Goal:
Can you reproduce the data beneath, keeping every line exact?
═════ Given data
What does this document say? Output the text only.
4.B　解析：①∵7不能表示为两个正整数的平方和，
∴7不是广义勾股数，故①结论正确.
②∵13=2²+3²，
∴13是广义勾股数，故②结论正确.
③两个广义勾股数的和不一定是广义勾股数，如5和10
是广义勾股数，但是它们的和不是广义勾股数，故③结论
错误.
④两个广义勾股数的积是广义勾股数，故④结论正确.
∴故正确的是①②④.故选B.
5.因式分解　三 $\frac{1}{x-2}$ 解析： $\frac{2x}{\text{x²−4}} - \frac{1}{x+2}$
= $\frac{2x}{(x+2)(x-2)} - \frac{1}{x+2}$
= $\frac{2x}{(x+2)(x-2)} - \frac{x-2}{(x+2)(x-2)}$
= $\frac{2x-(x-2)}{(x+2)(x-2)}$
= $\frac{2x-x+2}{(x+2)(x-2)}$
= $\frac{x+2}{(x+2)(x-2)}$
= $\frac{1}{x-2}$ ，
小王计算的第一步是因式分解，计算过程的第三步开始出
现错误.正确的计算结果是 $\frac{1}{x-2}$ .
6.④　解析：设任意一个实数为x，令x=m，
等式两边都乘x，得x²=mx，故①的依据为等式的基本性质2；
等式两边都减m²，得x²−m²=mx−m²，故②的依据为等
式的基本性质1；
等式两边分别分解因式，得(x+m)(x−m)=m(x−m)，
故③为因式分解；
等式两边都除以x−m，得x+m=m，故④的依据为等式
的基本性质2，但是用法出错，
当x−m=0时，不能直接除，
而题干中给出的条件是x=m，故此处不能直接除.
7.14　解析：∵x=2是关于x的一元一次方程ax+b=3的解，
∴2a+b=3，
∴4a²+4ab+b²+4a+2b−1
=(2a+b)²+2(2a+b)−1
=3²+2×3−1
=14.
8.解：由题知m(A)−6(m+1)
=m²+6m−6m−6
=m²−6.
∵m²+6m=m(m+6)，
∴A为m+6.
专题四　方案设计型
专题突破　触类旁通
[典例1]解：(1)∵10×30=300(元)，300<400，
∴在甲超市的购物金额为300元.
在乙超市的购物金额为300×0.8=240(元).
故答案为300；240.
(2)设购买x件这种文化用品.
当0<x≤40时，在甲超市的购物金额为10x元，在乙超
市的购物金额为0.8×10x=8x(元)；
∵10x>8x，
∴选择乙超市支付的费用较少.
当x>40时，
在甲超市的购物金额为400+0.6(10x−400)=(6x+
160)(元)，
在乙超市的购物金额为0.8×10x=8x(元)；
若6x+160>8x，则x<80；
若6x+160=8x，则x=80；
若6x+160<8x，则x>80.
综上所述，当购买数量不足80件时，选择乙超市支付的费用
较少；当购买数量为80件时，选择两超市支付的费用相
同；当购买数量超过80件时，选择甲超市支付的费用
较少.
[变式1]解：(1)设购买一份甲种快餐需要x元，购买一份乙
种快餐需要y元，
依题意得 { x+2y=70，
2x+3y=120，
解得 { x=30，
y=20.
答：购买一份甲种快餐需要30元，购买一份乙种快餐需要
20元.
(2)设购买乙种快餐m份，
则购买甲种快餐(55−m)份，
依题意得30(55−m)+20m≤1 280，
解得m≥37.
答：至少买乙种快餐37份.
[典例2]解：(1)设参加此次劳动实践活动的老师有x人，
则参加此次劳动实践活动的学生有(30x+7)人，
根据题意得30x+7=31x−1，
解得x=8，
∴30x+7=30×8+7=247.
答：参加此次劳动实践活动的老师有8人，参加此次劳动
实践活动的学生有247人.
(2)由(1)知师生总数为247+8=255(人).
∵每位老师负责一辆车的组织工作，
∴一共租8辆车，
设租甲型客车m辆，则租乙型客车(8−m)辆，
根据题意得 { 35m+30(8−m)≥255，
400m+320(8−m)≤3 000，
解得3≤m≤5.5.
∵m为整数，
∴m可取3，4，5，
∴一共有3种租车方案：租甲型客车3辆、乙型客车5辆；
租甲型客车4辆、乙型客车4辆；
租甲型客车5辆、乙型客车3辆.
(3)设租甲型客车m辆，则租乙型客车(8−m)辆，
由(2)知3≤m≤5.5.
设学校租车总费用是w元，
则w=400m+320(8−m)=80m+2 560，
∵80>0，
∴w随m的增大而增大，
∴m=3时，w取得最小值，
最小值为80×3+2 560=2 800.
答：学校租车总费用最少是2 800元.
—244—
══════════
Result for this task:
What does this document say? Output the text only.
4.B　解析：①∵7不能表示为两个正整数的平方和，
∴7不是广义勾股数，故①结论正确.
②∵13=2²+3²，
∴13是广义勾股数，故②结论正确.
③两个广义勾股数的和不一定是广义勾股数，如5和10
是广义勾股数，但是它们的和不是广义勾股数，故③结论
错误.
④两个广义勾股数的积是广义勾股数，故④结论正确.
∴故正确的是①②④.故选B.
5.因式分解　三 $\frac{1}{x-2}$ 解析： $\frac{2x}{\text{x²−4}} - \frac{1}{x+2}$
= $\frac{2x}{(x+2)(x-2)} - \frac{1}{x+2}$
= $\frac{2x}{(x+2)(x-2)} - \frac{x-2}{(x+2)(x-2)}$
= $\frac{2x-(x-2)}{(x+2)(x-2)}$
= $\frac{2x-x+2}{(x+2)(x-2)}$
= $\frac{x+2}{(x+2)(x-2)}$
= $\frac{1}{x-2}$ ，
小王计算的第一步是因式分解，计算过程的第三步开始出
现错误.正确的计算结果是 $\frac{1}{x-2}$ .
6.④　解析：设任意一个实数为x，令x=m，
等式两边都乘x，得x²=mx，故①的依据为等式的基本性质2；
等式两边都减m²，得x²−m²=mx−m²，故②的依据为等
式的基本性质1；
等式两边分别分解因式，得(x+m)(x−m)=m(x−m)，
故③为因式分解；
等式两边都除以x−m，得x+m=m，故④的依据为等式
的基本性质2，但是用法出错，
当x−m=0时，不能直接除，
而题干中给出的条件是x=m，故此处不能直接除.
7.14　解析：∵x=2是关于x的一元一次方程ax+b=3的解，
∴2a+b=3，
∴4a²+4ab+b²+4a+2b−1
=(2a+b)²+2(2a+b)−1
=3²+2×3−1
=14.
8.解：由题知m(A)−6(m+1)
=m²+6m−6m−6
=m²−6.
∵m²+6m=m(m+6)，
∴A为m+6.
专题四　方案设计型
专题突破　触类旁通
[典例1]解：(1)∵10×30=300(元)，300<400，
∴在甲超市的购物金额为300元.
在乙超市的购物金额为300×0.8=240(元).
故答案为300；240.
(2)设购买x件这种文化用品.
当0<x≤40时，在甲超市的购物金额为10x元，在乙超
市的购物金额为0.8×10x=8x(元)；
∵10x>8x，
∴选择乙超市支付的费用较少.
当x>40时，
在甲超市的购物金额为400+0.6(10x−400)=(6x+
160)(元)，
在乙超市的购物金额为0.8×10x=8x(元)；
若6x+160>8x，则x<80；
若6x+160=8x，则x=80；
若6x+160<8x，则x>80.
综上所述，当购买数量不足80件时，选择乙超市支付的费用
较少；当购买数量为80件时，选择两超市支付的费用相
同；当购买数量超过80件时，选择甲超市支付的费用
较少.
[变式1]解：(1)设购买一份甲种快餐需要x元，购买一份乙
种快餐需要y元，
依题意得 { x+2y=70，
2x+3y=120，
解得 { x=30，
y=20.
答：购买一份甲种快餐需要30元，购买一份乙种快餐需要
20元.
(2)设购买乙种快餐m份，
则购买甲种快餐(55−m)份，
依题意得30(55−m)+20m≤1 280，
解得m≥37.
答：至少买乙种快餐37份.
[典例2]解：(1)设参加此次劳动实践活动的老师有x人，
则参加此次劳动实践活动的学生有(30x+7)人，
根据题意得30x+7=31x−1，
解得x=8，
∴30x+7=30×8+7=247.
答：参加此次劳动实践活动的老师有8人，参加此次劳动
实践活动的学生有247人.
(2)由(1)知师生总数为247+8=255(人).
∵每位老师负责一辆车的组织工作，
∴一共租8辆车，
设租甲型客车m辆，则租乙型客车(8−m)辆，
根据题意得 { 35m+30(8−m)≥255，
400m+320(8−m)≤3 000，
解得3≤m≤5.5.
∵m为整数，
∴m可取3，4，5，
∴一共有3种租车方案：租甲型客车3辆、乙型客车5辆；
租甲型客车4辆、乙型客车4辆；
租甲型客车5辆、乙型客车3辆.
(3)设租甲型客车m辆，则租乙型客车(8−m)辆，
由(2)知3≤m≤5.5.
设学校租车总费用是w元，
则w=400m+320(8−m)=80m+2 560，
∵80>0，
∴w随m的增大而增大，
∴m=3时，w取得最小值，
最小值为80×3+2 560=2 800.
答：学校租车总费用最少是2 800元.
—244—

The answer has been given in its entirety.